• _Exercise set_
A: List the questions that form the one-line paragraph directly after the account of the Montreal mother who froze her eggs in the opinion piece.
B: In the opinion piece, rewrite the passage from "The Only Opinion" up to and including "figured things out.", substituting "surprises" for "curveballs".
C: According to the opinion piece, how old is the author?
╭─ Text for analysis
The Only Opinion that Matters Can’t Be Heard

By Jason Menard

How far is too far? How much is too much? And what right to we have to make decisions for other people – both living and yet-to-be conceived?

Those are the questions that are constantly laid out before us and questions for which there appears to be no globally acceptable right answer. And even when we feel comfortable with our own decisions as to what’s the right answer in our lives, life continues to throw us new curveballs – just to keep us on our toes, and less certain that we’ve figured things out.

The latest head – and soul – scratcher is the story coming out of Montreal of the mother who has frozen her eggs so that her daughter, who is undergoing a procedure that may affect her fertility, could give birth in the future. In the end, the daughter would be giving birth to her biological half-sister, yet expected to raise her as a mother.

Is it right? Is it wrong? Is it for us to decide?

Morality is such a fine line to tread when it comes to making decisions. My wife goes outside in a tank top and shorts, and I’m fine with it. People from other cultures may look down on that because she’s exposing too much skin. That’s they’re choice and they’re entitled to their beliefs, just as I am to mine. Gay marriage? I’m fine with it – after all, I figure it just strengthens the depth of my bond to my wife when I’m involved in an institution that celebrates love in all its myriad forms. But, if your God tells you it’s wrong, who am I to say no? Everyone’s entitled to their beliefs as long as you’re respectful of others’ rights to do the same.

But when it comes to the unborn that’s a different story. We’re not talking about people who have the ability to make a decision for themselves – we’re talking about future humans who have yet to be conceived. And, in the case of the Montreal family, you’re talking about a decision that will have ramifications for the rest of the child’s life.

I believe in pro-choice, in that the woman has the ultimate right to decide. However, abortion is about terminating a pregnancy – preventing, for whatever reason, a child from coming into an environment where it is not wanted. That is a horrible decision for anyone to have to make, and it’s not aided at all by those who look down upon the women who have struggled to choose this option. As a 33-year-old male, I figure I’m the last person who should have an opinion on abortion – although I seem to be in the minority with that view judging by the plethora of middle-aged white men and past-the-age-of-childbearing women who take to picketing hospitals that administer abortions. It’s always easy to condemn something that will never impact your lives. Personally, I’d rather leave that moral debate to those who are impacted by it.

But this case in Montreal troubles me. This isn’t about ending a life – we’re talking about creating a life and submitting the person to a life of challenges and questions. This is a decision that will only have a minimal impact on mom and daughter (or, in this case future grandmother and mother), but will resonate within the resulting child for years. While the decision of the mother to freeze her eggs for her daughter’s use is an altruistic one that seems to have been made with the best of intentions – the desire to allow her daughter the joys of experiencing childbirth – the problem is that common sense seems to have been left out of the equation.
╰─
╭─ Information provided
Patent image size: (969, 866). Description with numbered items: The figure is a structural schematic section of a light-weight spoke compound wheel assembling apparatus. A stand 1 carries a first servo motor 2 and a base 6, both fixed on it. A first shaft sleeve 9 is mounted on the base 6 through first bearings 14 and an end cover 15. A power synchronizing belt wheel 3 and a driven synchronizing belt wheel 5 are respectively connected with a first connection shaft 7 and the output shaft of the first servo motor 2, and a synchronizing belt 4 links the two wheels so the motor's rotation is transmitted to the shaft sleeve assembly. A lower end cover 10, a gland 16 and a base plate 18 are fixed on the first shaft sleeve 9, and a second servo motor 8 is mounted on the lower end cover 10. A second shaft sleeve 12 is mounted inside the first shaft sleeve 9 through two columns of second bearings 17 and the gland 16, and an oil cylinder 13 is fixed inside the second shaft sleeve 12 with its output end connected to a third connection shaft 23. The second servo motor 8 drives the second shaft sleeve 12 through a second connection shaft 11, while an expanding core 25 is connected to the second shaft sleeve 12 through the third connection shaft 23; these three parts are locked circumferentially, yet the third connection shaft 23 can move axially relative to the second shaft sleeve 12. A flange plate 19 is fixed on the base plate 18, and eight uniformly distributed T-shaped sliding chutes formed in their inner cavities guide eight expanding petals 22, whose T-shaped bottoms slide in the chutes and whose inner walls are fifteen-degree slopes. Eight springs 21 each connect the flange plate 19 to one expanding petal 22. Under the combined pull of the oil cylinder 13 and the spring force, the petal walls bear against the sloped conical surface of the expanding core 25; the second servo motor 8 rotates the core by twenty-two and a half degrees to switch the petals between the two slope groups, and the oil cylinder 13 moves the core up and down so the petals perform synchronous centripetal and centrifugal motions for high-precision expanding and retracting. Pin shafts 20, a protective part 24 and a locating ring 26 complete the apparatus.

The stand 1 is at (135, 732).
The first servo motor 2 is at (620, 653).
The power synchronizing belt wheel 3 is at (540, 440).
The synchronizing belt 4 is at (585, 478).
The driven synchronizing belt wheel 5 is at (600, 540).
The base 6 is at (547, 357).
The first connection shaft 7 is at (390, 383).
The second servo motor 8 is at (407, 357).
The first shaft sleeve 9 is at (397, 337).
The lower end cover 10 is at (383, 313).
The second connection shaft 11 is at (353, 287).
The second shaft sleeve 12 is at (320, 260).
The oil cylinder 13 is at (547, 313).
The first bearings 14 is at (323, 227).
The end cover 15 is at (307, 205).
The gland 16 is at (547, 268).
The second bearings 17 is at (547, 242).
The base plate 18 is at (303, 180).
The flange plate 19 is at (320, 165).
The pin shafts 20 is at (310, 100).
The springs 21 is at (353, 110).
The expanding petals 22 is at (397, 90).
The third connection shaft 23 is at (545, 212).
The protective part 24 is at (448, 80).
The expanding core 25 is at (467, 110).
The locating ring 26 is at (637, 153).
╰─
• _Responses per task_
A:
Is it right?
Is it wrong?
Is it for us to decide?

B:
The Only Opinion that Matters Can’t Be Heard

By Jason Menard

How far is too far? How much is too much? And what right to we have to make decisions for other people – both living and yet-to-be conceived?

Those are the questions that are constantly laid out before us and questions for which there appears to be no globally acceptable right answer. And even when we feel comfortable with our own decisions as to what’s the right answer in our lives, life continues to throw us new surprises – just to keep us on our toes, and less certain that we’ve figured things out.

C: The author is 33 years old.